(What needs to be done): Leave out the pictures and copy everything else in the entries exactly.

##############################

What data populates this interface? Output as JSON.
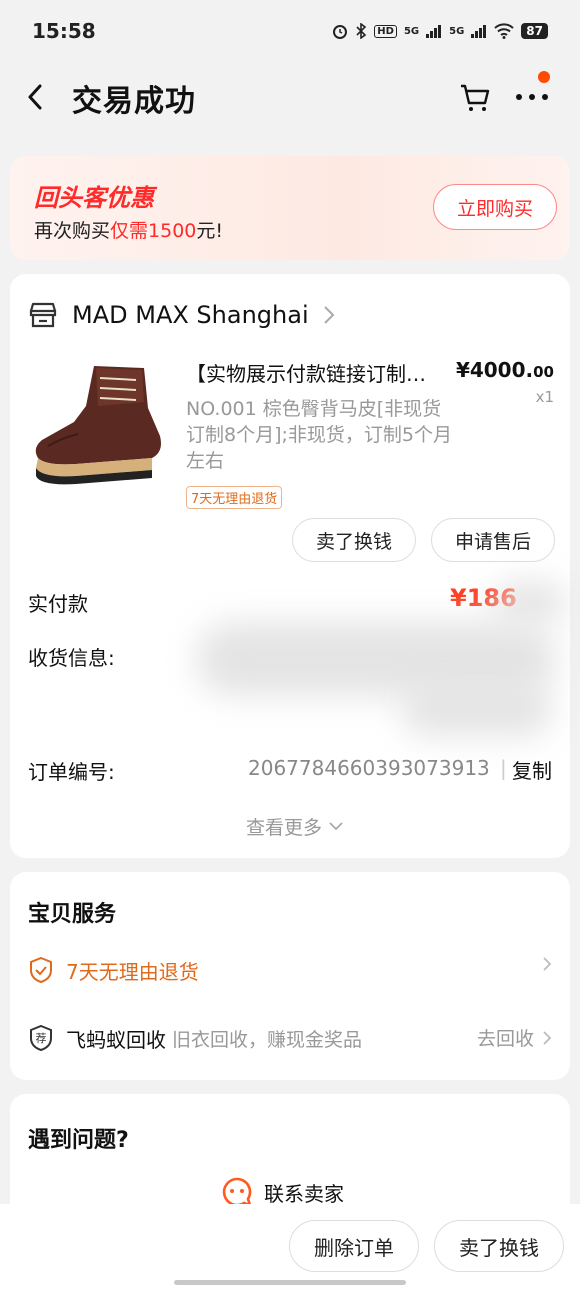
{
  "status_bar": {
    "time": "15:58",
    "network_hd": "HD",
    "network_5g_1": "5G",
    "network_5g_2": "5G",
    "battery": "87"
  },
  "nav": {
    "title": "交易成功"
  },
  "promo": {
    "title": "回头客优惠",
    "sub_prefix": "再次购买",
    "sub_highlight": "仅需1500",
    "sub_suffix": "元!",
    "button": "立即购买"
  },
  "shop": {
    "name": "MAD MAX Shanghai"
  },
  "product": {
    "title": "【实物展示付款链接订制…",
    "price_main": "¥4000.",
    "price_decimal": "00",
    "quantity": "x1",
    "spec": "NO.001 棕色臀背马皮[非现货订制8个月];非现货，订制5个月左右",
    "return_tag": "7天无理由退货"
  },
  "actions": {
    "sell": "卖了换钱",
    "after_sale": "申请售后"
  },
  "order_info": {
    "paid_label": "实付款",
    "paid_value": "¥186",
    "shipping_label": "收货信息:",
    "order_no_label": "订单编号:",
    "order_no": "2067784660393073913",
    "separator": "|",
    "copy": "复制",
    "see_more": "查看更多"
  },
  "services": {
    "title": "宝贝服务",
    "return_policy": "7天无理由退货",
    "recycle_name": "飞蚂蚁回收",
    "recycle_desc": "旧衣回收，赚现金奖品",
    "recycle_action": "去回收"
  },
  "help": {
    "title": "遇到问题?",
    "contact": "联系卖家"
  },
  "bottom": {
    "delete_order": "删除订单",
    "sell": "卖了换钱"
  },
  "colors": {
    "accent_red": "#ff2a2a",
    "price_red": "#ff3b1f",
    "return_orange": "#e06a1c"
  }
}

##############################

(Written solution):
What data populates this interface? Output as JSON.
{
  "status_bar": {
    "time": "15:58",
    "network_hd": "HD",
    "network_5g_1": "5G",
    "network_5g_2": "5G",
    "battery": "87"
  },
  "nav": {
    "title": "交易成功"
  },
  "promo": {
    "title": "回头客优惠",
    "sub_prefix": "再次购买",
    "sub_highlight": "仅需1500",
    "sub_suffix": "元!",
    "button": "立即购买"
  },
  "shop": {
    "name": "MAD MAX Shanghai"
  },
  "product": {
    "title": "【实物展示付款链接订制…",
    "price_main": "¥4000.",
    "price_decimal": "00",
    "quantity": "x1",
    "spec": "NO.001 棕色臀背马皮[非现货订制8个月];非现货，订制5个月左右",
    "return_tag": "7天无理由退货"
  },
  "actions": {
    "sell": "卖了换钱",
    "after_sale": "申请售后"
  },
  "order_info": {
    "paid_label": "实付款",
    "paid_value": "¥186",
    "shipping_label": "收货信息:",
    "order_no_label": "订单编号:",
    "order_no": "2067784660393073913",
    "separator": "|",
    "copy": "复制",
    "see_more": "查看更多"
  },
  "services": {
    "title": "宝贝服务",
    "return_policy": "7天无理由退货",
    "recycle_name": "飞蚂蚁回收",
    "recycle_desc": "旧衣回收，赚现金奖品",
    "recycle_action": "去回收"
  },
  "help": {
    "title": "遇到问题?",
    "contact": "联系卖家"
  },
  "bottom": {
    "delete_order": "删除订单",
    "sell": "卖了换钱"
  },
  "colors": {
    "accent_red": "#ff2a2a",
    "price_red": "#ff3b1f",
    "return_orange": "#e06a1c"
  }
}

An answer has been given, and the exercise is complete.